Go over these records and count the lines with the string "鸡传染性支气管炎病毒" in them; the count is all that should be returned.

___ DATA UNDER STUDY

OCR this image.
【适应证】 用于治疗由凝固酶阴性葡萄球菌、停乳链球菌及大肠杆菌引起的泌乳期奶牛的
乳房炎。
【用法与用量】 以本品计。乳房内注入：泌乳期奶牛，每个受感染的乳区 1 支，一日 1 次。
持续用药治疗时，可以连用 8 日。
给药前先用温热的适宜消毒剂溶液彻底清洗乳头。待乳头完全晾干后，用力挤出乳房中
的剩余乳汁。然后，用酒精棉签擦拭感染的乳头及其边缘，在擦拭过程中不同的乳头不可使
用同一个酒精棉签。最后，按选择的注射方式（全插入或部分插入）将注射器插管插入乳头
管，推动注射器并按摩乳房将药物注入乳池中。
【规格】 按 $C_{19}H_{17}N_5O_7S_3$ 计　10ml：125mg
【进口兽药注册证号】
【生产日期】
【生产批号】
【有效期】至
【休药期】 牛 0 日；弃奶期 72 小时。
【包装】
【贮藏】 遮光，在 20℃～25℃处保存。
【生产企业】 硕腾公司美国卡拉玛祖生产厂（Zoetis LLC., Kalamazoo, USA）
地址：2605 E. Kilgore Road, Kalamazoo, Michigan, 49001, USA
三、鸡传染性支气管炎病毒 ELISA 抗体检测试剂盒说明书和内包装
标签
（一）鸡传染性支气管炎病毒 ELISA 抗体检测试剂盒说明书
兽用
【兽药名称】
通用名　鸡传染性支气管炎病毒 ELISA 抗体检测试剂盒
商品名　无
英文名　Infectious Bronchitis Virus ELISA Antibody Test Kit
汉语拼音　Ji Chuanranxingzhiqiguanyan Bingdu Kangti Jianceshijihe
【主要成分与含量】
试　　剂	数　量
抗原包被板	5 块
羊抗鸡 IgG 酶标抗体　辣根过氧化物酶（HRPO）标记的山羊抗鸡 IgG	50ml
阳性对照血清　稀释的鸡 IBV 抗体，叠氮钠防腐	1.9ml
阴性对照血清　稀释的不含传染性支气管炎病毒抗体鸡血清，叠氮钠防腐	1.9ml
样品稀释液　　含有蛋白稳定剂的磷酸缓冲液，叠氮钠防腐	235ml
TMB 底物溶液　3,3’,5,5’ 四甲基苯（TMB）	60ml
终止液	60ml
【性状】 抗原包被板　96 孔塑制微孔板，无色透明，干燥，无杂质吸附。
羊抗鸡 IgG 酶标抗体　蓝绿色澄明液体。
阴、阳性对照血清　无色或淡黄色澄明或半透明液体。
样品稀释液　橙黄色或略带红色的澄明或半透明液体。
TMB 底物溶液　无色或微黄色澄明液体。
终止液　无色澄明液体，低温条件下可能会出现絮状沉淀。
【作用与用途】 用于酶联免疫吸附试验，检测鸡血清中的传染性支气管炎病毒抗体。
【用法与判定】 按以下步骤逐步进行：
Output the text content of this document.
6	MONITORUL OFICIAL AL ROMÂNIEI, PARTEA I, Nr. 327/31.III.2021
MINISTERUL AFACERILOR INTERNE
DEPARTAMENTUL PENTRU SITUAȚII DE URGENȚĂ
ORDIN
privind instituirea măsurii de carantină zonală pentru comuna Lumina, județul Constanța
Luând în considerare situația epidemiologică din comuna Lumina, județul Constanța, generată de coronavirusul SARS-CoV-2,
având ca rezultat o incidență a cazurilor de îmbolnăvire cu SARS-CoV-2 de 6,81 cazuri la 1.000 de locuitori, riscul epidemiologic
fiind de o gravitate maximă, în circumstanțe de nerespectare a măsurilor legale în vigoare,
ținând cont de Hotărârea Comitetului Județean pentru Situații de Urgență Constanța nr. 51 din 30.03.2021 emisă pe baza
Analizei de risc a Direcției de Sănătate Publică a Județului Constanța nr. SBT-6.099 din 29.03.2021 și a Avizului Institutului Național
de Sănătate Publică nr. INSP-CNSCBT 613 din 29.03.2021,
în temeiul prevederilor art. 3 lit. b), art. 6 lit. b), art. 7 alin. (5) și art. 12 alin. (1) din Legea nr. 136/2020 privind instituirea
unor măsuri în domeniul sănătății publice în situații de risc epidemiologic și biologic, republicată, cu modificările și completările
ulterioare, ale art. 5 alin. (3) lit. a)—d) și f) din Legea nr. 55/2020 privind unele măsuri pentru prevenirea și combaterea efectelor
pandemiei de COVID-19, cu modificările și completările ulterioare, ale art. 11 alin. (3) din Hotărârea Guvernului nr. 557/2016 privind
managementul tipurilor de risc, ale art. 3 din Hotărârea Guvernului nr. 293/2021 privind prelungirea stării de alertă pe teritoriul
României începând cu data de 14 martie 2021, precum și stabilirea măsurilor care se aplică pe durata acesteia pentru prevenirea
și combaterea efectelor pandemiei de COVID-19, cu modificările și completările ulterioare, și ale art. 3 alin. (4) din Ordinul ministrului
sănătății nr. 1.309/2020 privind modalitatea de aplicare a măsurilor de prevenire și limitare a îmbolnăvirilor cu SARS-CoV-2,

______

ANSWER BOX:
3